— Set problem —
Quote the listing below in full and exactly as written, but omit every picture.

— Records shown —
######

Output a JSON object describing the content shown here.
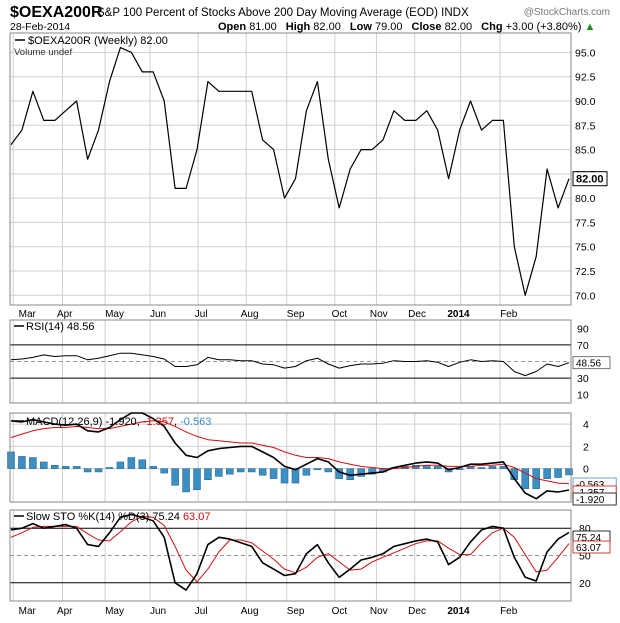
{
  "header": {
    "symbol": "$OEXA200R",
    "description": "S&P 100 Percent of Stocks Above 200 Day Moving Average (EOD)",
    "exchange": "INDX",
    "watermark": "@StockCharts.com",
    "date": "28-Feb-2014",
    "ohlc": {
      "open_label": "Open",
      "open": "81.00",
      "high_label": "High",
      "high": "82.00",
      "low_label": "Low",
      "low": "79.00",
      "close_label": "Close",
      "close": "82.00",
      "chg_label": "Chg",
      "chg": "+3.00 (+3.80%)"
    },
    "arrow": "▲"
  },
  "colors": {
    "price": "#000000",
    "macd_signal": "#d01010",
    "macd_hist": "#3c8fc3",
    "sto_d": "#d01010",
    "grid": "#cfcfcf",
    "frame": "#888888"
  },
  "chart_data": [
    {
      "type": "line",
      "legend": "$OEXA200R (Weekly) 82.00",
      "sublegend": "Volume undef",
      "ylim": [
        69,
        97
      ],
      "yticks": [
        "95.0",
        "92.5",
        "90.0",
        "87.5",
        "85.0",
        "82.5",
        "80.0",
        "77.5",
        "75.0",
        "72.5",
        "70.0"
      ],
      "last_label": "82.00",
      "x_labels": [
        {
          "w": 0.7,
          "label": "Mar"
        },
        {
          "w": 4.2,
          "label": "Apr"
        },
        {
          "w": 8.6,
          "label": "May"
        },
        {
          "w": 12.7,
          "label": "Jun"
        },
        {
          "w": 16.8,
          "label": "Jul"
        },
        {
          "w": 21.0,
          "label": "Aug"
        },
        {
          "w": 25.2,
          "label": "Sep"
        },
        {
          "w": 29.3,
          "label": "Oct"
        },
        {
          "w": 32.8,
          "label": "Nov"
        },
        {
          "w": 36.3,
          "label": "Dec"
        },
        {
          "w": 40.9,
          "label": "2014"
        },
        {
          "w": 44.7,
          "label": "Feb"
        }
      ],
      "grid_weeks": [
        0.2,
        4.7,
        8.6,
        12.7,
        17.1,
        21.5,
        25.2,
        29.6,
        33.4,
        36.9,
        41.1,
        44.7
      ],
      "values": [
        85.5,
        87,
        91,
        88,
        88,
        89,
        90,
        84,
        87,
        92,
        95.5,
        95,
        93,
        93,
        90,
        81,
        81,
        85,
        92,
        91,
        91,
        91,
        91,
        86,
        85,
        80,
        82,
        89,
        92,
        84,
        79,
        83,
        85,
        85,
        86,
        89,
        88,
        88,
        89,
        87,
        82,
        87,
        90,
        87,
        88,
        88,
        75,
        70,
        74,
        83,
        79,
        82
      ]
    },
    {
      "type": "line",
      "legend": "RSI(14) 48.56",
      "ylim": [
        0,
        100
      ],
      "yticks": [
        "90",
        "70",
        "50",
        "30",
        "10"
      ],
      "ref_lines": [
        70,
        50,
        30
      ],
      "last_label": "48.56",
      "values": [
        52,
        53,
        55,
        58,
        56,
        57,
        57,
        52,
        54,
        57,
        60,
        60,
        58,
        56,
        53,
        44,
        44,
        46,
        55,
        52,
        52,
        51,
        51,
        47,
        46,
        42,
        44,
        51,
        54,
        47,
        42,
        45,
        47,
        47,
        48,
        51,
        50,
        50,
        51,
        49,
        44,
        49,
        52,
        50,
        51,
        50,
        38,
        33,
        38,
        47,
        44,
        48.56
      ]
    },
    {
      "type": "line",
      "legend": "MACD(12,26,9)",
      "macd_value": "-1.920",
      "signal_value": "-1.357",
      "hist_value": "-0.563",
      "ylim": [
        -3,
        5
      ],
      "yticks": [
        "4",
        "2",
        "0"
      ],
      "last_labels": [
        "-0.563",
        "-1.357",
        "-1.920"
      ],
      "macd": [
        4.3,
        4.2,
        4.4,
        4.2,
        4.0,
        3.9,
        4.0,
        3.4,
        3.3,
        3.7,
        4.4,
        5.0,
        5.0,
        4.5,
        3.8,
        2.3,
        1.2,
        1.0,
        1.6,
        1.8,
        1.9,
        2.0,
        2.0,
        1.5,
        1.0,
        0.2,
        -0.1,
        0.4,
        0.9,
        0.6,
        -0.3,
        -0.6,
        -0.5,
        -0.4,
        -0.3,
        0.1,
        0.3,
        0.5,
        0.6,
        0.5,
        -0.1,
        0.1,
        0.4,
        0.4,
        0.5,
        0.6,
        -0.9,
        -2.2,
        -2.7,
        -2.0,
        -2.1,
        -1.92
      ],
      "signal": [
        2.8,
        3.1,
        3.4,
        3.6,
        3.7,
        3.7,
        3.8,
        3.7,
        3.6,
        3.6,
        3.8,
        4.0,
        4.2,
        4.3,
        4.2,
        3.8,
        3.3,
        2.9,
        2.6,
        2.5,
        2.4,
        2.3,
        2.3,
        2.1,
        1.9,
        1.5,
        1.2,
        1.0,
        1.0,
        0.9,
        0.6,
        0.4,
        0.2,
        0.1,
        0.0,
        0.0,
        0.1,
        0.2,
        0.3,
        0.3,
        0.2,
        0.2,
        0.2,
        0.3,
        0.3,
        0.4,
        0.1,
        -0.4,
        -0.9,
        -1.1,
        -1.3,
        -1.357
      ],
      "histogram": [
        1.5,
        1.1,
        1.0,
        0.6,
        0.3,
        0.2,
        0.2,
        -0.3,
        -0.3,
        0.1,
        0.6,
        1.0,
        0.8,
        0.2,
        -0.4,
        -1.5,
        -2.1,
        -1.9,
        -1.0,
        -0.7,
        -0.5,
        -0.3,
        -0.3,
        -0.6,
        -0.9,
        -1.3,
        -1.3,
        -0.6,
        -0.1,
        -0.3,
        -0.9,
        -1.0,
        -0.7,
        -0.5,
        -0.3,
        0.1,
        0.2,
        0.3,
        0.3,
        0.2,
        -0.3,
        -0.1,
        0.2,
        0.1,
        0.2,
        0.2,
        -1.0,
        -1.8,
        -1.8,
        -0.9,
        -0.8,
        -0.563
      ]
    },
    {
      "type": "line",
      "legend": "Slow STO %K(14) %D(3)",
      "k_value": "75.24",
      "d_value": "63.07",
      "ylim": [
        0,
        100
      ],
      "yticks": [
        "80",
        "50",
        "20"
      ],
      "ref_lines": [
        80,
        50,
        20
      ],
      "last_labels": [
        "75.24",
        "63.07"
      ],
      "k": [
        78,
        80,
        85,
        80,
        82,
        84,
        80,
        62,
        60,
        75,
        92,
        95,
        92,
        88,
        70,
        20,
        12,
        30,
        62,
        70,
        68,
        64,
        60,
        42,
        35,
        28,
        30,
        52,
        62,
        42,
        26,
        35,
        45,
        48,
        52,
        60,
        63,
        66,
        68,
        65,
        40,
        48,
        65,
        78,
        82,
        80,
        48,
        26,
        22,
        54,
        68,
        75.24
      ],
      "d": [
        70,
        75,
        81,
        82,
        82,
        82,
        82,
        74,
        67,
        66,
        76,
        87,
        93,
        92,
        83,
        60,
        34,
        21,
        35,
        54,
        67,
        67,
        64,
        55,
        46,
        35,
        31,
        37,
        48,
        52,
        43,
        34,
        35,
        43,
        48,
        53,
        58,
        63,
        66,
        66,
        58,
        51,
        51,
        64,
        75,
        80,
        70,
        51,
        32,
        34,
        48,
        63.07
      ]
    }
  ]
}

######

— Output for this exercise —
Output a JSON object describing the content shown here.
{
  "header": {
    "symbol": "$OEXA200R",
    "description": "S&P 100 Percent of Stocks Above 200 Day Moving Average (EOD)",
    "exchange": "INDX",
    "watermark": "@StockCharts.com",
    "date": "28-Feb-2014",
    "ohlc": {
      "open_label": "Open",
      "open": "81.00",
      "high_label": "High",
      "high": "82.00",
      "low_label": "Low",
      "low": "79.00",
      "close_label": "Close",
      "close": "82.00",
      "chg_label": "Chg",
      "chg": "+3.00 (+3.80%)"
    },
    "arrow": "▲"
  },
  "colors": {
    "price": "#000000",
    "macd_signal": "#d01010",
    "macd_hist": "#3c8fc3",
    "sto_d": "#d01010",
    "grid": "#cfcfcf",
    "frame": "#888888"
  },
  "chart_data": [
    {
      "type": "line",
      "legend": "$OEXA200R (Weekly) 82.00",
      "sublegend": "Volume undef",
      "ylim": [
        69,
        97
      ],
      "yticks": [
        "95.0",
        "92.5",
        "90.0",
        "87.5",
        "85.0",
        "82.5",
        "80.0",
        "77.5",
        "75.0",
        "72.5",
        "70.0"
      ],
      "last_label": "82.00",
      "x_labels": [
        {
          "w": 0.7,
          "label": "Mar"
        },
        {
          "w": 4.2,
          "label": "Apr"
        },
        {
          "w": 8.6,
          "label": "May"
        },
        {
          "w": 12.7,
          "label": "Jun"
        },
        {
          "w": 16.8,
          "label": "Jul"
        },
        {
          "w": 21.0,
          "label": "Aug"
        },
        {
          "w": 25.2,
          "label": "Sep"
        },
        {
          "w": 29.3,
          "label": "Oct"
        },
        {
          "w": 32.8,
          "label": "Nov"
        },
        {
          "w": 36.3,
          "label": "Dec"
        },
        {
          "w": 40.9,
          "label": "2014"
        },
        {
          "w": 44.7,
          "label": "Feb"
        }
      ],
      "grid_weeks": [
        0.2,
        4.7,
        8.6,
        12.7,
        17.1,
        21.5,
        25.2,
        29.6,
        33.4,
        36.9,
        41.1,
        44.7
      ],
      "values": [
        85.5,
        87,
        91,
        88,
        88,
        89,
        90,
        84,
        87,
        92,
        95.5,
        95,
        93,
        93,
        90,
        81,
        81,
        85,
        92,
        91,
        91,
        91,
        91,
        86,
        85,
        80,
        82,
        89,
        92,
        84,
        79,
        83,
        85,
        85,
        86,
        89,
        88,
        88,
        89,
        87,
        82,
        87,
        90,
        87,
        88,
        88,
        75,
        70,
        74,
        83,
        79,
        82
      ]
    },
    {
      "type": "line",
      "legend": "RSI(14) 48.56",
      "ylim": [
        0,
        100
      ],
      "yticks": [
        "90",
        "70",
        "50",
        "30",
        "10"
      ],
      "ref_lines": [
        70,
        50,
        30
      ],
      "last_label": "48.56",
      "values": [
        52,
        53,
        55,
        58,
        56,
        57,
        57,
        52,
        54,
        57,
        60,
        60,
        58,
        56,
        53,
        44,
        44,
        46,
        55,
        52,
        52,
        51,
        51,
        47,
        46,
        42,
        44,
        51,
        54,
        47,
        42,
        45,
        47,
        47,
        48,
        51,
        50,
        50,
        51,
        49,
        44,
        49,
        52,
        50,
        51,
        50,
        38,
        33,
        38,
        47,
        44,
        48.56
      ]
    },
    {
      "type": "line",
      "legend": "MACD(12,26,9)",
      "macd_value": "-1.920",
      "signal_value": "-1.357",
      "hist_value": "-0.563",
      "ylim": [
        -3,
        5
      ],
      "yticks": [
        "4",
        "2",
        "0"
      ],
      "last_labels": [
        "-0.563",
        "-1.357",
        "-1.920"
      ],
      "macd": [
        4.3,
        4.2,
        4.4,
        4.2,
        4.0,
        3.9,
        4.0,
        3.4,
        3.3,
        3.7,
        4.4,
        5.0,
        5.0,
        4.5,
        3.8,
        2.3,
        1.2,
        1.0,
        1.6,
        1.8,
        1.9,
        2.0,
        2.0,
        1.5,
        1.0,
        0.2,
        -0.1,
        0.4,
        0.9,
        0.6,
        -0.3,
        -0.6,
        -0.5,
        -0.4,
        -0.3,
        0.1,
        0.3,
        0.5,
        0.6,
        0.5,
        -0.1,
        0.1,
        0.4,
        0.4,
        0.5,
        0.6,
        -0.9,
        -2.2,
        -2.7,
        -2.0,
        -2.1,
        -1.92
      ],
      "signal": [
        2.8,
        3.1,
        3.4,
        3.6,
        3.7,
        3.7,
        3.8,
        3.7,
        3.6,
        3.6,
        3.8,
        4.0,
        4.2,
        4.3,
        4.2,
        3.8,
        3.3,
        2.9,
        2.6,
        2.5,
        2.4,
        2.3,
        2.3,
        2.1,
        1.9,
        1.5,
        1.2,
        1.0,
        1.0,
        0.9,
        0.6,
        0.4,
        0.2,
        0.1,
        0.0,
        0.0,
        0.1,
        0.2,
        0.3,
        0.3,
        0.2,
        0.2,
        0.2,
        0.3,
        0.3,
        0.4,
        0.1,
        -0.4,
        -0.9,
        -1.1,
        -1.3,
        -1.357
      ],
      "histogram": [
        1.5,
        1.1,
        1.0,
        0.6,
        0.3,
        0.2,
        0.2,
        -0.3,
        -0.3,
        0.1,
        0.6,
        1.0,
        0.8,
        0.2,
        -0.4,
        -1.5,
        -2.1,
        -1.9,
        -1.0,
        -0.7,
        -0.5,
        -0.3,
        -0.3,
        -0.6,
        -0.9,
        -1.3,
        -1.3,
        -0.6,
        -0.1,
        -0.3,
        -0.9,
        -1.0,
        -0.7,
        -0.5,
        -0.3,
        0.1,
        0.2,
        0.3,
        0.3,
        0.2,
        -0.3,
        -0.1,
        0.2,
        0.1,
        0.2,
        0.2,
        -1.0,
        -1.8,
        -1.8,
        -0.9,
        -0.8,
        -0.563
      ]
    },
    {
      "type": "line",
      "legend": "Slow STO %K(14) %D(3)",
      "k_value": "75.24",
      "d_value": "63.07",
      "ylim": [
        0,
        100
      ],
      "yticks": [
        "80",
        "50",
        "20"
      ],
      "ref_lines": [
        80,
        50,
        20
      ],
      "last_labels": [
        "75.24",
        "63.07"
      ],
      "k": [
        78,
        80,
        85,
        80,
        82,
        84,
        80,
        62,
        60,
        75,
        92,
        95,
        92,
        88,
        70,
        20,
        12,
        30,
        62,
        70,
        68,
        64,
        60,
        42,
        35,
        28,
        30,
        52,
        62,
        42,
        26,
        35,
        45,
        48,
        52,
        60,
        63,
        66,
        68,
        65,
        40,
        48,
        65,
        78,
        82,
        80,
        48,
        26,
        22,
        54,
        68,
        75.24
      ],
      "d": [
        70,
        75,
        81,
        82,
        82,
        82,
        82,
        74,
        67,
        66,
        76,
        87,
        93,
        92,
        83,
        60,
        34,
        21,
        35,
        54,
        67,
        67,
        64,
        55,
        46,
        35,
        31,
        37,
        48,
        52,
        43,
        34,
        35,
        43,
        48,
        53,
        58,
        63,
        66,
        66,
        58,
        51,
        51,
        64,
        75,
        80,
        70,
        51,
        32,
        34,
        48,
        63.07
      ]
    }
  ]
}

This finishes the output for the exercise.